— begin Source material —
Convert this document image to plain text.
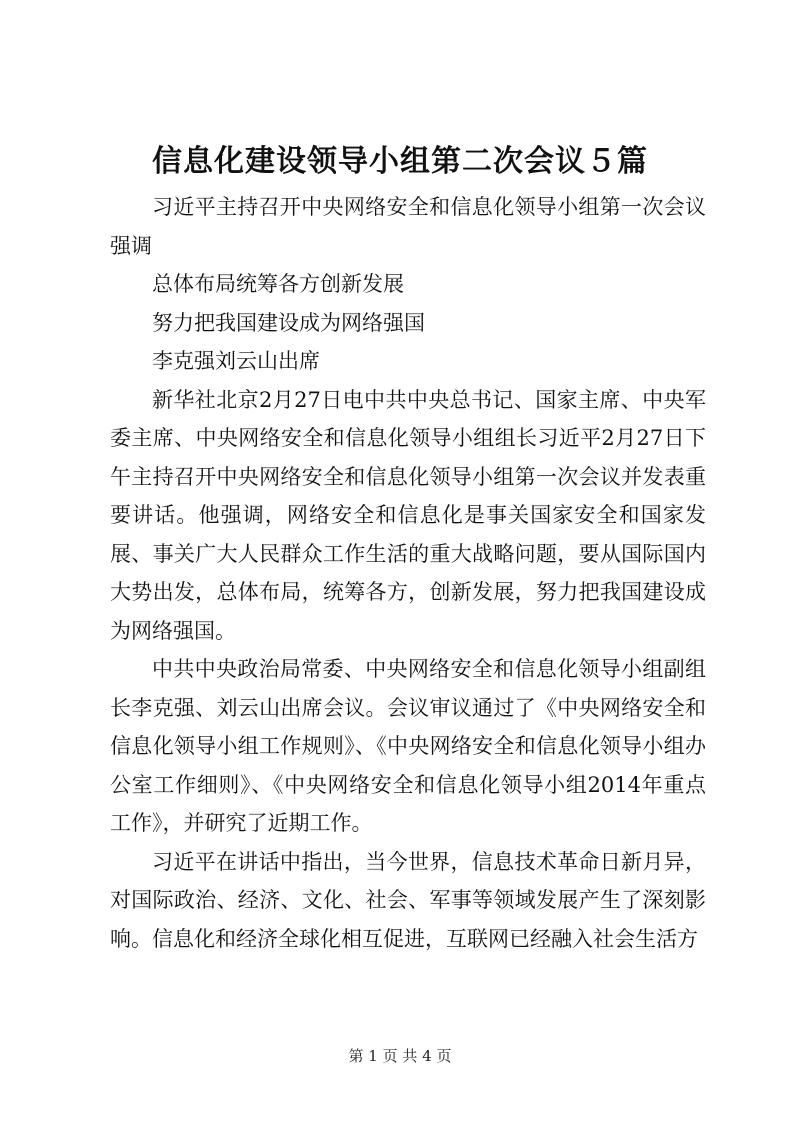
信息化建设领导小组第二次会议５篇

习近平主持召开中央网络安全和信息化领导小组第一次会议强调

总体布局统筹各方创新发展

努力把我国建设成为网络强国

李克强刘云山出席

新华社北京2月27日电中共中央总书记、国家主席、中央军委主席、中央网络安全和信息化领导小组组长习近平2月27日下午主持召开中央网络安全和信息化领导小组第一次会议并发表重要讲话。他强调，网络安全和信息化是事关国家安全和国家发展、事关广大人民群众工作生活的重大战略问题，要从国际国内大势出发，总体布局，统筹各方，创新发展，努力把我国建设成为网络强国。

中共中央政治局常委、中央网络安全和信息化领导小组副组长李克强、刘云山出席会议。会议审议通过了《中央网络安全和信息化领导小组工作规则》、《中央网络安全和信息化领导小组办公室工作细则》、《中央网络安全和信息化领导小组2014年重点工作》，并研究了近期工作。

习近平在讲话中指出，当今世界，信息技术革命日新月异，对国际政治、经济、文化、社会、军事等领域发展产生了深刻影响。信息化和经济全球化相互促进，互联网已经融入社会生活方

第 1 页 共 4 页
— end Source material —
> _Work to complete_
From the data, collect all lines where the string "努力把我国建设成为网络强国" appears.

> _Complete output_
努力把我国建设成为网络强国
新华社北京2月27日电中共中央总书记、国家主席、中央军委主席、中央网络安全和信息化领导小组组长习近平2月27日下午主持召开中央网络安全和信息化领导小组第一次会议并发表重要讲话。他强调，网络安全和信息化是事关国家安全和国家发展、事关广大人民群众工作生活的重大战略问题，要从国际国内大势出发，总体布局，统筹各方，创新发展，努力把我国建设成为网络强国。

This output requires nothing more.